_Supplied records_
--------------------------------------------------

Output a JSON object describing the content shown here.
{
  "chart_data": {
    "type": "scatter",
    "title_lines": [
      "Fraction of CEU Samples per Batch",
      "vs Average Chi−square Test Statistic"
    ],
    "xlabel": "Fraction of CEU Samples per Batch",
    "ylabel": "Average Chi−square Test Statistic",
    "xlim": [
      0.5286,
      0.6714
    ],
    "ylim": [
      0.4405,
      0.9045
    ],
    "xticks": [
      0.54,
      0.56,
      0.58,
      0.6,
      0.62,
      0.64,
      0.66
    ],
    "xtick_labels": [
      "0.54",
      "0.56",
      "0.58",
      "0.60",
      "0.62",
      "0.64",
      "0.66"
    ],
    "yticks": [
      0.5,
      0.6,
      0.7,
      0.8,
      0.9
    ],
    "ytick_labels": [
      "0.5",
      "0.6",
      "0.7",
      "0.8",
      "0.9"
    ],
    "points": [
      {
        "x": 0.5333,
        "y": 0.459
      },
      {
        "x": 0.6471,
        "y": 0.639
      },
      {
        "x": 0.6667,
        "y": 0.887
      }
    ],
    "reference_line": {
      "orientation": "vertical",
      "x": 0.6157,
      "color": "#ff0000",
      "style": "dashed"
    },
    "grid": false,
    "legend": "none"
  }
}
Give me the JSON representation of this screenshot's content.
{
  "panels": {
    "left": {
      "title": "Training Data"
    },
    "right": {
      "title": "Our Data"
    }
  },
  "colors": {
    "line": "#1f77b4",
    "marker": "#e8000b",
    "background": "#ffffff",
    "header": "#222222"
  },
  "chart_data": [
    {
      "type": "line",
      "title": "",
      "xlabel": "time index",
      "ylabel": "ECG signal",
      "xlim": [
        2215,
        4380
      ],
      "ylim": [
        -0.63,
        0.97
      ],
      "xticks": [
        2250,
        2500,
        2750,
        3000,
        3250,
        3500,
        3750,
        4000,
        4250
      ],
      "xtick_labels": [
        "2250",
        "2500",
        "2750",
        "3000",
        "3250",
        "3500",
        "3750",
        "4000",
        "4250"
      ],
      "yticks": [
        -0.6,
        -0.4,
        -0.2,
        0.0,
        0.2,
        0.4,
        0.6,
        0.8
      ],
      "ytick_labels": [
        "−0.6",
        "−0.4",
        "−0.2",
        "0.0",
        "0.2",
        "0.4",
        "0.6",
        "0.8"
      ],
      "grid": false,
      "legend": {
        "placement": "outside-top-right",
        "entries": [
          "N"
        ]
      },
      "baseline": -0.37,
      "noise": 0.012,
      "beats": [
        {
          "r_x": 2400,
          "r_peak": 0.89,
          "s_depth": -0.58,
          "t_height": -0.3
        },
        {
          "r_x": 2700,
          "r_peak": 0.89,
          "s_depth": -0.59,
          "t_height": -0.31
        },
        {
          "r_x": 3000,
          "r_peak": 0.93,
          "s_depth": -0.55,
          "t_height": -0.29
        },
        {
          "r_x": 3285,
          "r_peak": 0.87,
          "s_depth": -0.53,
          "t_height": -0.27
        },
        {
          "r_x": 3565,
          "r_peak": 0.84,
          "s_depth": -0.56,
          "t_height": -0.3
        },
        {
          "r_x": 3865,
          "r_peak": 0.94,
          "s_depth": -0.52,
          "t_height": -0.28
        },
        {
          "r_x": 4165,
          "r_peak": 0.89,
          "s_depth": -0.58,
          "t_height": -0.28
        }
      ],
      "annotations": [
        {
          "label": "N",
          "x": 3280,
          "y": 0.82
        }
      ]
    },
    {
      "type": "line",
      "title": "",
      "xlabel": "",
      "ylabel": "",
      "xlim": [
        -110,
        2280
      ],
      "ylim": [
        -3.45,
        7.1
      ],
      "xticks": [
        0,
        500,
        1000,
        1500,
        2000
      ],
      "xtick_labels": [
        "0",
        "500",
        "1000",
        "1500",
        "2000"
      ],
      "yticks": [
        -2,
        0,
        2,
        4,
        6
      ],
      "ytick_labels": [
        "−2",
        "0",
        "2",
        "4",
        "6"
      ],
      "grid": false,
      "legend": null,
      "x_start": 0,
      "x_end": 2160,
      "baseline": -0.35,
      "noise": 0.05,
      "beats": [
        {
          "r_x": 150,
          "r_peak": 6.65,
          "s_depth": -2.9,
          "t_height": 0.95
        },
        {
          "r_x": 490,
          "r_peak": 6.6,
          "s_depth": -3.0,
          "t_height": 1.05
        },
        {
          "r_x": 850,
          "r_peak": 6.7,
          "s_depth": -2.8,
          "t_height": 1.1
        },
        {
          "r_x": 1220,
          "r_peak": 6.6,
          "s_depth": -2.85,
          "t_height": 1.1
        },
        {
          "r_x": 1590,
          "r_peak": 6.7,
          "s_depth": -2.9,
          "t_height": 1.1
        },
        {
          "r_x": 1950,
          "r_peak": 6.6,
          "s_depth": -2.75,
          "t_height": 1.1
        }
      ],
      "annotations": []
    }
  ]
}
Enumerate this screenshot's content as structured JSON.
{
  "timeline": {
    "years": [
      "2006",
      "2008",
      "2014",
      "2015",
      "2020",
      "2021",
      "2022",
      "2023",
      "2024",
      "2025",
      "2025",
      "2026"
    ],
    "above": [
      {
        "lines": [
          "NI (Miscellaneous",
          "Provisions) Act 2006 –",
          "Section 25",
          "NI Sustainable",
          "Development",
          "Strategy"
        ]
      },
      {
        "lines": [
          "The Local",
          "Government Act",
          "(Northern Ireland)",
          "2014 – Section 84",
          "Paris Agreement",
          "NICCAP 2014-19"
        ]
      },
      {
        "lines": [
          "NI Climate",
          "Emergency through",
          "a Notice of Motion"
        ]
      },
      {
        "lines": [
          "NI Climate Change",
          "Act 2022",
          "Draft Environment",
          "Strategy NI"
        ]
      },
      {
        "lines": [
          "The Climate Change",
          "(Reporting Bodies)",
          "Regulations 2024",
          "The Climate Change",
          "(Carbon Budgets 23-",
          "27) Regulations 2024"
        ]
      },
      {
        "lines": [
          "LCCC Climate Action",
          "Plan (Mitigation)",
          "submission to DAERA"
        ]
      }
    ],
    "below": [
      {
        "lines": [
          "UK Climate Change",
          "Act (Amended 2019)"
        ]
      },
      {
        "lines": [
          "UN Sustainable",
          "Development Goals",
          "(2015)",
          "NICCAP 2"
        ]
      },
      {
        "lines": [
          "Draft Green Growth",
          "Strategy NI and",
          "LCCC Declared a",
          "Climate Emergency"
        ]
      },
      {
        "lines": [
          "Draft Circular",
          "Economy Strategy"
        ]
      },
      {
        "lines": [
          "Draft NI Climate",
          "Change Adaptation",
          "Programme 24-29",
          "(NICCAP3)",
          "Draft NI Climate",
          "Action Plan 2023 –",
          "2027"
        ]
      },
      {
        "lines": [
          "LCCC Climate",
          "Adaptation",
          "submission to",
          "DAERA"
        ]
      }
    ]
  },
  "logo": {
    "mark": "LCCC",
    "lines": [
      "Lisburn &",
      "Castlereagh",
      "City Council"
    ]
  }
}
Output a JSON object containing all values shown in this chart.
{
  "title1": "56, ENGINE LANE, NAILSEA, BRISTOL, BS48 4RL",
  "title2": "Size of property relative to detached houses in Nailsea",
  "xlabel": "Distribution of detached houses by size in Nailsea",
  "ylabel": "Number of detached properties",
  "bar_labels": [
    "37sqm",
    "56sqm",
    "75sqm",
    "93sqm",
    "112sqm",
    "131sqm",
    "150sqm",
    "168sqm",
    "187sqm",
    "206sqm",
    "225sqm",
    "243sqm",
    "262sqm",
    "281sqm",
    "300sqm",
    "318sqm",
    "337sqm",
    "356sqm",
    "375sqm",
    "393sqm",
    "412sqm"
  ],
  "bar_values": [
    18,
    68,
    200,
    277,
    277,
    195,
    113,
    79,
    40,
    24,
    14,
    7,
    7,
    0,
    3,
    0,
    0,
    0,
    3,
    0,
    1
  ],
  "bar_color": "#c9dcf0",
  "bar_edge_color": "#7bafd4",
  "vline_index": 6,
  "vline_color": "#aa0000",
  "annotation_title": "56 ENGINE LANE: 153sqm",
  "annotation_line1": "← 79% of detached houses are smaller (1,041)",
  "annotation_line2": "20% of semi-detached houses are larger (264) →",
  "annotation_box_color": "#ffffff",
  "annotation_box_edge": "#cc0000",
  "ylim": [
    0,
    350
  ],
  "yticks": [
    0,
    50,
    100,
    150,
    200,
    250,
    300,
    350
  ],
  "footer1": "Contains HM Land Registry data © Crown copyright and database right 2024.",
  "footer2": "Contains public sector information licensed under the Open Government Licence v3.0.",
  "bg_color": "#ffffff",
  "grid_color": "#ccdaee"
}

--------------------------------------------------

_What the task requires_
Repeat the line that contains "Output a JSON object containing", then every line after it until the records end, with nothing added.

_Written response_
Output a JSON object containing all values shown in this chart.
{
  "title1": "56, ENGINE LANE, NAILSEA, BRISTOL, BS48 4RL",
  "title2": "Size of property relative to detached houses in Nailsea",
  "xlabel": "Distribution of detached houses by size in Nailsea",
  "ylabel": "Number of detached properties",
  "bar_labels": [
    "37sqm",
    "56sqm",
    "75sqm",
    "93sqm",
    "112sqm",
    "131sqm",
    "150sqm",
    "168sqm",
    "187sqm",
    "206sqm",
    "225sqm",
    "243sqm",
    "262sqm",
    "281sqm",
    "300sqm",
    "318sqm",
    "337sqm",
    "356sqm",
    "375sqm",
    "393sqm",
    "412sqm"
  ],
  "bar_values": [
    18,
    68,
    200,
    277,
    277,
    195,
    113,
    79,
    40,
    24,
    14,
    7,
    7,
    0,
    3,
    0,
    0,
    0,
    3,
    0,
    1
  ],
  "bar_color": "#c9dcf0",
  "bar_edge_color": "#7bafd4",
  "vline_index": 6,
  "vline_color": "#aa0000",
  "annotation_title": "56 ENGINE LANE: 153sqm",
  "annotation_line1": "← 79% of detached houses are smaller (1,041)",
  "annotation_line2": "20% of semi-detached houses are larger (264) →",
  "annotation_box_color": "#ffffff",
  "annotation_box_edge": "#cc0000",
  "ylim": [
    0,
    350
  ],
  "yticks": [
    0,
    50,
    100,
    150,
    200,
    250,
    300,
    350
  ],
  "footer1": "Contains HM Land Registry data © Crown copyright and database right 2024.",
  "footer2": "Contains public sector information licensed under the Open Government Licence v3.0.",
  "bg_color": "#ffffff",
  "grid_color": "#ccdaee"
}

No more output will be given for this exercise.